— Start Information provided —

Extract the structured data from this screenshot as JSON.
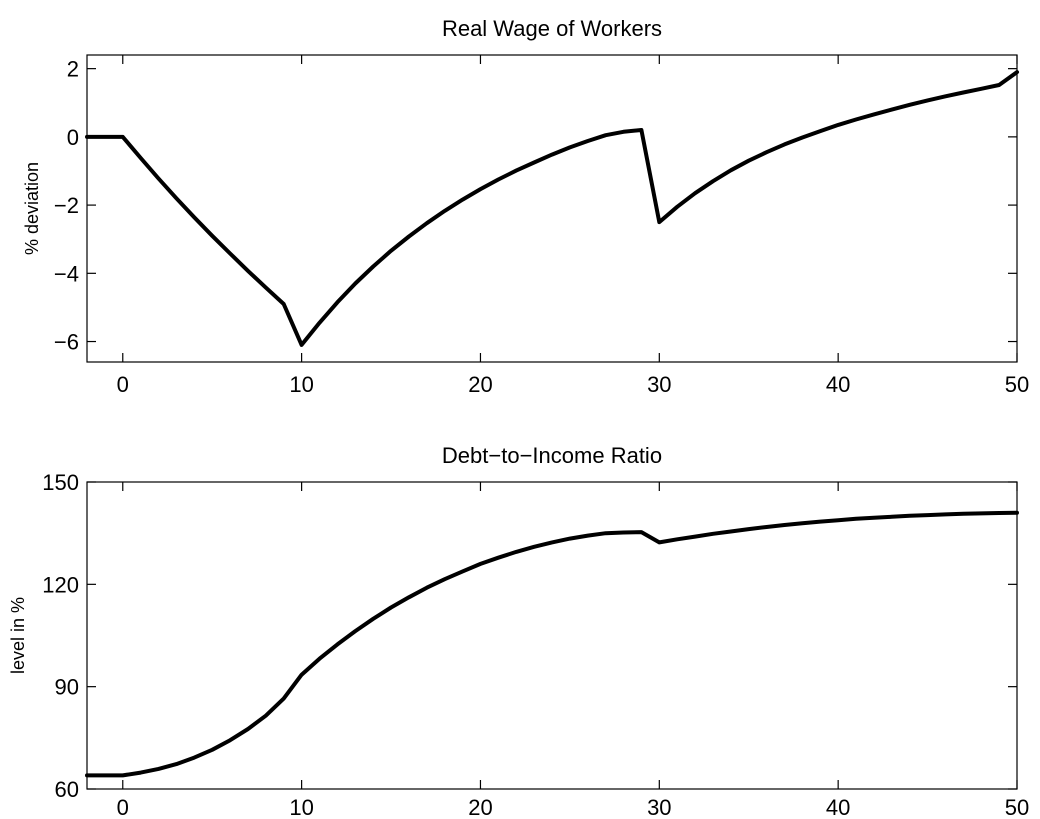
{
  "chart_data": [
    {
      "type": "line",
      "title": "Real Wage of Workers",
      "xlabel": "",
      "ylabel": "% deviation",
      "xlim": [
        -2,
        50
      ],
      "ylim": [
        -6.6,
        2.4
      ],
      "xticks": [
        0,
        10,
        20,
        30,
        40,
        50
      ],
      "yticks": [
        2,
        0,
        -2,
        -4,
        -6
      ],
      "grid": false,
      "series": [
        {
          "values": [
            [
              -2,
              0
            ],
            [
              0,
              0
            ],
            [
              1,
              -0.62
            ],
            [
              2,
              -1.22
            ],
            [
              3,
              -1.8
            ],
            [
              4,
              -2.36
            ],
            [
              5,
              -2.9
            ],
            [
              6,
              -3.42
            ],
            [
              7,
              -3.93
            ],
            [
              8,
              -4.42
            ],
            [
              9,
              -4.9
            ],
            [
              10,
              -6.1
            ],
            [
              11,
              -5.45
            ],
            [
              12,
              -4.85
            ],
            [
              13,
              -4.3
            ],
            [
              14,
              -3.8
            ],
            [
              15,
              -3.34
            ],
            [
              16,
              -2.92
            ],
            [
              17,
              -2.53
            ],
            [
              18,
              -2.17
            ],
            [
              19,
              -1.84
            ],
            [
              20,
              -1.53
            ],
            [
              21,
              -1.25
            ],
            [
              22,
              -0.99
            ],
            [
              23,
              -0.75
            ],
            [
              24,
              -0.52
            ],
            [
              25,
              -0.31
            ],
            [
              26,
              -0.12
            ],
            [
              27,
              0.05
            ],
            [
              28,
              0.15
            ],
            [
              29,
              0.2
            ],
            [
              30,
              -2.5
            ],
            [
              31,
              -2.05
            ],
            [
              32,
              -1.65
            ],
            [
              33,
              -1.3
            ],
            [
              34,
              -0.98
            ],
            [
              35,
              -0.7
            ],
            [
              36,
              -0.45
            ],
            [
              37,
              -0.22
            ],
            [
              38,
              -0.02
            ],
            [
              39,
              0.17
            ],
            [
              40,
              0.35
            ],
            [
              41,
              0.51
            ],
            [
              42,
              0.66
            ],
            [
              43,
              0.8
            ],
            [
              44,
              0.94
            ],
            [
              45,
              1.07
            ],
            [
              46,
              1.19
            ],
            [
              47,
              1.3
            ],
            [
              48,
              1.41
            ],
            [
              49,
              1.52
            ],
            [
              50,
              1.9
            ]
          ]
        }
      ]
    },
    {
      "type": "line",
      "title": "Debt−to−Income Ratio",
      "xlabel": "",
      "ylabel": "level in %",
      "xlim": [
        -2,
        50
      ],
      "ylim": [
        60,
        150
      ],
      "xticks": [
        0,
        10,
        20,
        30,
        40,
        50
      ],
      "yticks": [
        150,
        120,
        90,
        60
      ],
      "grid": false,
      "series": [
        {
          "values": [
            [
              -2,
              64
            ],
            [
              0,
              64
            ],
            [
              1,
              64.8
            ],
            [
              2,
              65.9
            ],
            [
              3,
              67.3
            ],
            [
              4,
              69.2
            ],
            [
              5,
              71.5
            ],
            [
              6,
              74.3
            ],
            [
              7,
              77.6
            ],
            [
              8,
              81.5
            ],
            [
              9,
              86.5
            ],
            [
              10,
              93.5
            ],
            [
              11,
              98.2
            ],
            [
              12,
              102.4
            ],
            [
              13,
              106.3
            ],
            [
              14,
              109.9
            ],
            [
              15,
              113.2
            ],
            [
              16,
              116.2
            ],
            [
              17,
              119
            ],
            [
              18,
              121.5
            ],
            [
              19,
              123.8
            ],
            [
              20,
              126
            ],
            [
              21,
              127.8
            ],
            [
              22,
              129.5
            ],
            [
              23,
              131
            ],
            [
              24,
              132.3
            ],
            [
              25,
              133.4
            ],
            [
              26,
              134.3
            ],
            [
              27,
              135
            ],
            [
              28,
              135.2
            ],
            [
              29,
              135.3
            ],
            [
              30,
              132.3
            ],
            [
              31,
              133.2
            ],
            [
              32,
              134
            ],
            [
              33,
              134.8
            ],
            [
              34,
              135.5
            ],
            [
              35,
              136.2
            ],
            [
              36,
              136.8
            ],
            [
              37,
              137.4
            ],
            [
              38,
              137.9
            ],
            [
              39,
              138.4
            ],
            [
              40,
              138.8
            ],
            [
              41,
              139.2
            ],
            [
              42,
              139.5
            ],
            [
              43,
              139.8
            ],
            [
              44,
              140.1
            ],
            [
              45,
              140.3
            ],
            [
              46,
              140.5
            ],
            [
              47,
              140.7
            ],
            [
              48,
              140.8
            ],
            [
              49,
              140.9
            ],
            [
              50,
              141
            ]
          ]
        }
      ]
    }
  ]
}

— End Information provided —

- Your objective -
Exclude the images and reproduce the remaining data exactly.

- Exercise output -
Extract the structured data from this screenshot as JSON.
{
  "chart_data": [
    {
      "type": "line",
      "title": "Real Wage of Workers",
      "xlabel": "",
      "ylabel": "% deviation",
      "xlim": [
        -2,
        50
      ],
      "ylim": [
        -6.6,
        2.4
      ],
      "xticks": [
        0,
        10,
        20,
        30,
        40,
        50
      ],
      "yticks": [
        2,
        0,
        -2,
        -4,
        -6
      ],
      "grid": false,
      "series": [
        {
          "values": [
            [
              -2,
              0
            ],
            [
              0,
              0
            ],
            [
              1,
              -0.62
            ],
            [
              2,
              -1.22
            ],
            [
              3,
              -1.8
            ],
            [
              4,
              -2.36
            ],
            [
              5,
              -2.9
            ],
            [
              6,
              -3.42
            ],
            [
              7,
              -3.93
            ],
            [
              8,
              -4.42
            ],
            [
              9,
              -4.9
            ],
            [
              10,
              -6.1
            ],
            [
              11,
              -5.45
            ],
            [
              12,
              -4.85
            ],
            [
              13,
              -4.3
            ],
            [
              14,
              -3.8
            ],
            [
              15,
              -3.34
            ],
            [
              16,
              -2.92
            ],
            [
              17,
              -2.53
            ],
            [
              18,
              -2.17
            ],
            [
              19,
              -1.84
            ],
            [
              20,
              -1.53
            ],
            [
              21,
              -1.25
            ],
            [
              22,
              -0.99
            ],
            [
              23,
              -0.75
            ],
            [
              24,
              -0.52
            ],
            [
              25,
              -0.31
            ],
            [
              26,
              -0.12
            ],
            [
              27,
              0.05
            ],
            [
              28,
              0.15
            ],
            [
              29,
              0.2
            ],
            [
              30,
              -2.5
            ],
            [
              31,
              -2.05
            ],
            [
              32,
              -1.65
            ],
            [
              33,
              -1.3
            ],
            [
              34,
              -0.98
            ],
            [
              35,
              -0.7
            ],
            [
              36,
              -0.45
            ],
            [
              37,
              -0.22
            ],
            [
              38,
              -0.02
            ],
            [
              39,
              0.17
            ],
            [
              40,
              0.35
            ],
            [
              41,
              0.51
            ],
            [
              42,
              0.66
            ],
            [
              43,
              0.8
            ],
            [
              44,
              0.94
            ],
            [
              45,
              1.07
            ],
            [
              46,
              1.19
            ],
            [
              47,
              1.3
            ],
            [
              48,
              1.41
            ],
            [
              49,
              1.52
            ],
            [
              50,
              1.9
            ]
          ]
        }
      ]
    },
    {
      "type": "line",
      "title": "Debt−to−Income Ratio",
      "xlabel": "",
      "ylabel": "level in %",
      "xlim": [
        -2,
        50
      ],
      "ylim": [
        60,
        150
      ],
      "xticks": [
        0,
        10,
        20,
        30,
        40,
        50
      ],
      "yticks": [
        150,
        120,
        90,
        60
      ],
      "grid": false,
      "series": [
        {
          "values": [
            [
              -2,
              64
            ],
            [
              0,
              64
            ],
            [
              1,
              64.8
            ],
            [
              2,
              65.9
            ],
            [
              3,
              67.3
            ],
            [
              4,
              69.2
            ],
            [
              5,
              71.5
            ],
            [
              6,
              74.3
            ],
            [
              7,
              77.6
            ],
            [
              8,
              81.5
            ],
            [
              9,
              86.5
            ],
            [
              10,
              93.5
            ],
            [
              11,
              98.2
            ],
            [
              12,
              102.4
            ],
            [
              13,
              106.3
            ],
            [
              14,
              109.9
            ],
            [
              15,
              113.2
            ],
            [
              16,
              116.2
            ],
            [
              17,
              119
            ],
            [
              18,
              121.5
            ],
            [
              19,
              123.8
            ],
            [
              20,
              126
            ],
            [
              21,
              127.8
            ],
            [
              22,
              129.5
            ],
            [
              23,
              131
            ],
            [
              24,
              132.3
            ],
            [
              25,
              133.4
            ],
            [
              26,
              134.3
            ],
            [
              27,
              135
            ],
            [
              28,
              135.2
            ],
            [
              29,
              135.3
            ],
            [
              30,
              132.3
            ],
            [
              31,
              133.2
            ],
            [
              32,
              134
            ],
            [
              33,
              134.8
            ],
            [
              34,
              135.5
            ],
            [
              35,
              136.2
            ],
            [
              36,
              136.8
            ],
            [
              37,
              137.4
            ],
            [
              38,
              137.9
            ],
            [
              39,
              138.4
            ],
            [
              40,
              138.8
            ],
            [
              41,
              139.2
            ],
            [
              42,
              139.5
            ],
            [
              43,
              139.8
            ],
            [
              44,
              140.1
            ],
            [
              45,
              140.3
            ],
            [
              46,
              140.5
            ],
            [
              47,
              140.7
            ],
            [
              48,
              140.8
            ],
            [
              49,
              140.9
            ],
            [
              50,
              141
            ]
          ]
        }
      ]
    }
  ]
}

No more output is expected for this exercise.